Check each line of the records for "Maintenance"; collect those that have it.
[START Working data]
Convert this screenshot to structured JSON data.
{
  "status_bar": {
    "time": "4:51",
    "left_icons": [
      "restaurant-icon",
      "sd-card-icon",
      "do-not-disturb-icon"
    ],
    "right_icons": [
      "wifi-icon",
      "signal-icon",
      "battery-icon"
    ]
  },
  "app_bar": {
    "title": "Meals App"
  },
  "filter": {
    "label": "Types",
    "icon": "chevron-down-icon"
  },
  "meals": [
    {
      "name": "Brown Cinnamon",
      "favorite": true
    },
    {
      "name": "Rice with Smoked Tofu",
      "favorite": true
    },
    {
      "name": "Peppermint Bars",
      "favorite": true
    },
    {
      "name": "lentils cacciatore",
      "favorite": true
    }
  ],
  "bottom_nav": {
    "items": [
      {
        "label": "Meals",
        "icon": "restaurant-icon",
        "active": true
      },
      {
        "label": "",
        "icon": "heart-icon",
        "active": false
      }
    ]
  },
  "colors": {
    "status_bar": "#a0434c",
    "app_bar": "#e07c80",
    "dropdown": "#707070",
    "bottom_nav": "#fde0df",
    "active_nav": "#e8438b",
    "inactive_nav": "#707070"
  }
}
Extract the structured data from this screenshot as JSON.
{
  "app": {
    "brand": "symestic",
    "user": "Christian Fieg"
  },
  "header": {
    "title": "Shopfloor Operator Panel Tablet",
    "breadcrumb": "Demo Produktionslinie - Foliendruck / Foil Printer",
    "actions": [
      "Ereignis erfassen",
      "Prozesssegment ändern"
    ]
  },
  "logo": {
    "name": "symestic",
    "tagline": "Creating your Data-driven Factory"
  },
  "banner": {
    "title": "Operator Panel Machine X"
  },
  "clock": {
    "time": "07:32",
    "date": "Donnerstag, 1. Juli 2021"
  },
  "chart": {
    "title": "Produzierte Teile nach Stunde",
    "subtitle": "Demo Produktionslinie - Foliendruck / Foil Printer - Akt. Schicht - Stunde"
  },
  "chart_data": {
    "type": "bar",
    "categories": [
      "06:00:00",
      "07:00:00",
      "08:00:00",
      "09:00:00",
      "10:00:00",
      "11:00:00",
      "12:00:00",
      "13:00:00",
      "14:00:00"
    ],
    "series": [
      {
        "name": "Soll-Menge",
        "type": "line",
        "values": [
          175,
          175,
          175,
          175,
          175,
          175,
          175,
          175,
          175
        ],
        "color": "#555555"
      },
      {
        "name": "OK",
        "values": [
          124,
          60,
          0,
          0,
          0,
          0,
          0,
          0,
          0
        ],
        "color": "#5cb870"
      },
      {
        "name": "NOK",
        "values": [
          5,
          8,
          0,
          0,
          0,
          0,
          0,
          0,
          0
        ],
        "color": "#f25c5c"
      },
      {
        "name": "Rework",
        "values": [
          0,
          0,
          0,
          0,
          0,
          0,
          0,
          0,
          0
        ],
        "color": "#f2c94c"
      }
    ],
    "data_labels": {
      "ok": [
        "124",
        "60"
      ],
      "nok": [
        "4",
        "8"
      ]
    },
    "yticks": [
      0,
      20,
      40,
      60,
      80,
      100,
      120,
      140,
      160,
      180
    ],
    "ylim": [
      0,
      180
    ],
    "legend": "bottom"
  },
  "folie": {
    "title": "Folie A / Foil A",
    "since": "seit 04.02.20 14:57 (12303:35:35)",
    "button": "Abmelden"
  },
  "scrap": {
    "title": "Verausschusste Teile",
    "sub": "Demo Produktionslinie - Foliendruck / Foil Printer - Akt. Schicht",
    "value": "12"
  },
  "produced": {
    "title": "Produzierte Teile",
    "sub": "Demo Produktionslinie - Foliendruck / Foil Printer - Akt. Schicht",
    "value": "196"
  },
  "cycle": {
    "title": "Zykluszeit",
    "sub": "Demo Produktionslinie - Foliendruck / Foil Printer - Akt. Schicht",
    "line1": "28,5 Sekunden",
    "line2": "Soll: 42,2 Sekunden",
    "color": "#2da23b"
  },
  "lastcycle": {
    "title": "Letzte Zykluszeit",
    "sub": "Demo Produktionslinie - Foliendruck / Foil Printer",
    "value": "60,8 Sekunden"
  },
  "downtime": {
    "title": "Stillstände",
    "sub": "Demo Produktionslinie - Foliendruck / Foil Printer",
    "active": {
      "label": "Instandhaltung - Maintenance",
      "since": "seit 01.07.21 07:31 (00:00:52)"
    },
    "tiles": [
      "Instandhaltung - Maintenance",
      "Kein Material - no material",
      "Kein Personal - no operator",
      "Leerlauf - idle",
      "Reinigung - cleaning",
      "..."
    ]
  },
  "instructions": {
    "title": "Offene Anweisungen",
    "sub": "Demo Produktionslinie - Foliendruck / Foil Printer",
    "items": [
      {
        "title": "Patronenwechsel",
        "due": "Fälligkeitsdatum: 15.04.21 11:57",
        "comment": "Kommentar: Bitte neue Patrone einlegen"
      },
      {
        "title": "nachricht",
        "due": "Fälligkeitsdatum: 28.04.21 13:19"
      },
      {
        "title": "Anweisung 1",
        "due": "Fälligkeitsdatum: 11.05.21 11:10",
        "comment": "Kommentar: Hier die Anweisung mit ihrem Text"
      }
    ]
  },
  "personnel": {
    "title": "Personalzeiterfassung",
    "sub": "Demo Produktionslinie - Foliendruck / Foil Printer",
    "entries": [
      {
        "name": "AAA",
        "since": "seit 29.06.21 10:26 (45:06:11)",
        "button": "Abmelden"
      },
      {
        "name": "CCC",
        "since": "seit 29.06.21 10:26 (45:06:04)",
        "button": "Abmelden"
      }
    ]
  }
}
[END Working data]
• **Written answer**
      "label": "Instandhaltung - Maintenance",
      "Instandhaltung - Maintenance",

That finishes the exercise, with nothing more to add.